• _課題の目的_
京成電鉄の停電に関する本文から、8月6日の停電で運行見合せとなった路線と区間をすべて挙げてください。

石井啓一国土交通大臣は8月8日に行なわれた会見で、京成電鉄(京成)で発生した、停電に伴なう列車の駅間停車トラブルについて言及した。
この停電は青砥(あおと)変電所内の機器故障により8月6日8時30分頃に発生し、京成の本線京成上野~東中山間、押上(おしあげ)線(押上~青砥)、金町(かなまち)線(京成高砂~京成金町)、成田スカイアクセス線京成高砂~印旛日本医大間で運行見合せとなった。
その際8本の列車が駅間で停車したが、車内の冷房装置が止まったため、18人の乗客が熱中症などで病院へ搬送される事態となった。乗客の救出は9時頃から順次始まり、10時30分頃には完了。10時52分頃に運行が再開された。このトラブルを受けて石井大臣は同日、京成に対して検証を指示したという。
2018年6月に発生した大阪北部地震においても駅間に列車が停車するトラブルが発生し、乗客の早期救済が課題になったことから、国交省では同月に三大都市圏の鉄道事業者が参加する連絡会議で対策をとりまとめ、全国の鉄道事業者へ周知させていた。
その矢先に起こった京成の事故を重く受け止めた石井大臣は、2020年に東京オリンピック・パラリンピックが控えていることから、駅間停車対策を重要な課題と捉え、8月9日に京成を含む首都圏の鉄道事業者を集めた緊急対策会議を開くと述べた。
列車が駅間に停車するトラブルは、2018年1月、大雪の影響でJR東日本の信越本線東光寺~帯織(おびおり)間でも発生しており、この2年足らずで相次いで類似のトラブルが起こったことに記者からは「鉄道事業者が乗客に対するそういった早期の降車に対する配慮というものがそもそも足りないのではないか」という声も出たが、石井大臣は「自治体との連携等々様々な課題があったと承知しておりまして、それについてはまた別途対策等も検討しているところであります」と述べ、三大都市圏の鉄道事業者が参加した連絡会議でとりまとめた対策をしっかり行なうよう促していくとした。
ちなみに停電に対応するため、非常用の電力貯蔵装置の設置や、ある程度の距離を自走できるバッテリーを搭載した電車を運行している鉄道事業者もあるが、現時点ではJR東日本、JR東海、小田急電鉄(小田急)、神戸市交通局など、一部に過ぎない。

• _資料抜粋_
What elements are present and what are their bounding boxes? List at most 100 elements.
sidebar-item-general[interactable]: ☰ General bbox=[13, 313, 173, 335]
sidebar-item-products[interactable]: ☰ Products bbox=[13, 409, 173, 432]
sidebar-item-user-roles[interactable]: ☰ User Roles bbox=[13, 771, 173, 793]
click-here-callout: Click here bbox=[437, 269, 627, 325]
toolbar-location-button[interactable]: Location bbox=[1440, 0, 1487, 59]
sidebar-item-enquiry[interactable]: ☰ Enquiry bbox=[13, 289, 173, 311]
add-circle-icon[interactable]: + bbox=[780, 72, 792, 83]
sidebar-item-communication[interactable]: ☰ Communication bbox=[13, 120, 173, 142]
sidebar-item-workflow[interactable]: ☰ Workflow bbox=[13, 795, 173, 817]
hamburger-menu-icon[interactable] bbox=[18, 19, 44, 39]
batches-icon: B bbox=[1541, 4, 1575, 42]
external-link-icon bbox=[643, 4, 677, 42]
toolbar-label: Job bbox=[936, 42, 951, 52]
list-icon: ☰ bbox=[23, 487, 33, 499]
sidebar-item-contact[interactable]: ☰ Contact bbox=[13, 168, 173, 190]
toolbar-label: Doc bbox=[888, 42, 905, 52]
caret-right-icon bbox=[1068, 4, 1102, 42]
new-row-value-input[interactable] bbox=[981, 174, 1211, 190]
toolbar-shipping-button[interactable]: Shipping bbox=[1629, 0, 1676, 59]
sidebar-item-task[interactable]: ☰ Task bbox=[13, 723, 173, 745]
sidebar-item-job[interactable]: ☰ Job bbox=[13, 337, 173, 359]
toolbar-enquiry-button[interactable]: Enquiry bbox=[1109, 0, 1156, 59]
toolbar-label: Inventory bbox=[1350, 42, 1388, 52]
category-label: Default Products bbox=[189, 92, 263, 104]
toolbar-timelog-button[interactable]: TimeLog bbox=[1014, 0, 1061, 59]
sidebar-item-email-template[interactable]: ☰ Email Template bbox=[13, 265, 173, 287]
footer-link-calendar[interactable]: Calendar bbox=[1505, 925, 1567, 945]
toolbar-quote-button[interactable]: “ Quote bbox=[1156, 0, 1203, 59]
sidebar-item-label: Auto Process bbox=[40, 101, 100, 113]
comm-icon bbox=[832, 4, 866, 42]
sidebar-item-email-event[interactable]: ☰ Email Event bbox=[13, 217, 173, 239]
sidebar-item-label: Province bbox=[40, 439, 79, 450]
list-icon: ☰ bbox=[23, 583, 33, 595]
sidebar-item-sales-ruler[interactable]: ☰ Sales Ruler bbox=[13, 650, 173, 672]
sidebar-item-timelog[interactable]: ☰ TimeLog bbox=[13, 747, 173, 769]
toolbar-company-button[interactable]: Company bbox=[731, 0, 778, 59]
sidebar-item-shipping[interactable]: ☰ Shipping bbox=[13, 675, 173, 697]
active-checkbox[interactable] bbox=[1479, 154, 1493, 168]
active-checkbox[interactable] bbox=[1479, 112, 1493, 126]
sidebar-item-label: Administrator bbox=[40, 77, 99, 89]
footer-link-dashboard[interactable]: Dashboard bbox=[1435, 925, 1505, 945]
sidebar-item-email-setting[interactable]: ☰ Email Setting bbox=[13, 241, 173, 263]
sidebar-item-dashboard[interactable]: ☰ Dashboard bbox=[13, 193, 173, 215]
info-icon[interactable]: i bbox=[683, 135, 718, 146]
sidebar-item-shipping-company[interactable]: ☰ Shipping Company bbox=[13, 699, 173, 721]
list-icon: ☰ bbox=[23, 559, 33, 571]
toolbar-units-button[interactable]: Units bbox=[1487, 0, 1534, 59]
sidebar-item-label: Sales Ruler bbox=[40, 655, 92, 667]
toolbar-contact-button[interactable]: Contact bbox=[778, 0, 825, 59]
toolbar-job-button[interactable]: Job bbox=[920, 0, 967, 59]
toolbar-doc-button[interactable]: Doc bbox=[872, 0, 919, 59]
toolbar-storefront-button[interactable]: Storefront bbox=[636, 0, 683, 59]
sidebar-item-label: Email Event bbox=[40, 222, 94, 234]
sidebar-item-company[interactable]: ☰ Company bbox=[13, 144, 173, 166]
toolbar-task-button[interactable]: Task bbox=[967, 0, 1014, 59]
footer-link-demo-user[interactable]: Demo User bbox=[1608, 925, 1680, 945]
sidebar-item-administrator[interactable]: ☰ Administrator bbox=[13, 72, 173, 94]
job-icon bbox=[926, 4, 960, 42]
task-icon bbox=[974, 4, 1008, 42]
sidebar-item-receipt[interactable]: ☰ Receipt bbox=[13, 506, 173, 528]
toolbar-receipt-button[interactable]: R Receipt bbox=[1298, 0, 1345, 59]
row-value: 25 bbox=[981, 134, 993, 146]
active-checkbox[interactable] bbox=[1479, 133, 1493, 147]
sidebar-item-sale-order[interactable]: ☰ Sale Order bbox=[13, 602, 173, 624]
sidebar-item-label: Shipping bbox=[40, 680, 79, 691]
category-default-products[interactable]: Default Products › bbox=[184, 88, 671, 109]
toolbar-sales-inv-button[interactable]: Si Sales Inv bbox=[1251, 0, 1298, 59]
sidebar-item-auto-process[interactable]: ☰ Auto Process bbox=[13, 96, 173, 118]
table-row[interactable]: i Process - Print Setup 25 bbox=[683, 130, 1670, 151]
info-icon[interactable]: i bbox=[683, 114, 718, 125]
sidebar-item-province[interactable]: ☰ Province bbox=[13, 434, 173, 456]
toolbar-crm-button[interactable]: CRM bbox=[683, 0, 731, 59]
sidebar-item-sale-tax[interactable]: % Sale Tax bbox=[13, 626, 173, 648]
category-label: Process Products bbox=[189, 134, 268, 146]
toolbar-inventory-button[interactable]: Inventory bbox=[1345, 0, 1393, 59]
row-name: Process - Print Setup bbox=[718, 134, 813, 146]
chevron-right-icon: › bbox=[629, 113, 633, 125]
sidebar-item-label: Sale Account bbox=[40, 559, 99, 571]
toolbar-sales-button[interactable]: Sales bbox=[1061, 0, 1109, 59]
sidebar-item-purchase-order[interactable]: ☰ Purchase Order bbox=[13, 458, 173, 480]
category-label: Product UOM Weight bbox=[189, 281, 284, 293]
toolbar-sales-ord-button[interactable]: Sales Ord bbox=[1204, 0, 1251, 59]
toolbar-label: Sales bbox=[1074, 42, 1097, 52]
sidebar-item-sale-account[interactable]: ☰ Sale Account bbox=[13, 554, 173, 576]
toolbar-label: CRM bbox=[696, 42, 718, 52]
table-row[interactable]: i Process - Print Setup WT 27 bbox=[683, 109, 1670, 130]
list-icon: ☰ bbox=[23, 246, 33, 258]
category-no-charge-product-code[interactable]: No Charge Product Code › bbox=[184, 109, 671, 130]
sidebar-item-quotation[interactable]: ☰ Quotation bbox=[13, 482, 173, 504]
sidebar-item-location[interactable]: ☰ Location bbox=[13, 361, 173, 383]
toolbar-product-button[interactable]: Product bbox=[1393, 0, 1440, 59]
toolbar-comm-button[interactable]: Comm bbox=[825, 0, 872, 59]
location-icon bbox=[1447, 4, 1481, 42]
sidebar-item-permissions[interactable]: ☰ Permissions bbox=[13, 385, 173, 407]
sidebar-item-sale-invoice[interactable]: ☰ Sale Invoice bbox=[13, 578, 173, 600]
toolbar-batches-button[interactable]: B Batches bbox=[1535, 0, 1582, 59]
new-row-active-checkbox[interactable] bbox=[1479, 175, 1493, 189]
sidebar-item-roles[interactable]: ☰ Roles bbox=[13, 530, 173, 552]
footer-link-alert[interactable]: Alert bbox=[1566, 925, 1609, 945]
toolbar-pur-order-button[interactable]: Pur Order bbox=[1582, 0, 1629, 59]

• _解答例_
- 本線 京成上野~東中山間
- 押上線(押上~青砥)
- 金町線(京成高砂~京成金町)
- 成田スカイアクセス線 京成高砂~印旛日本医大間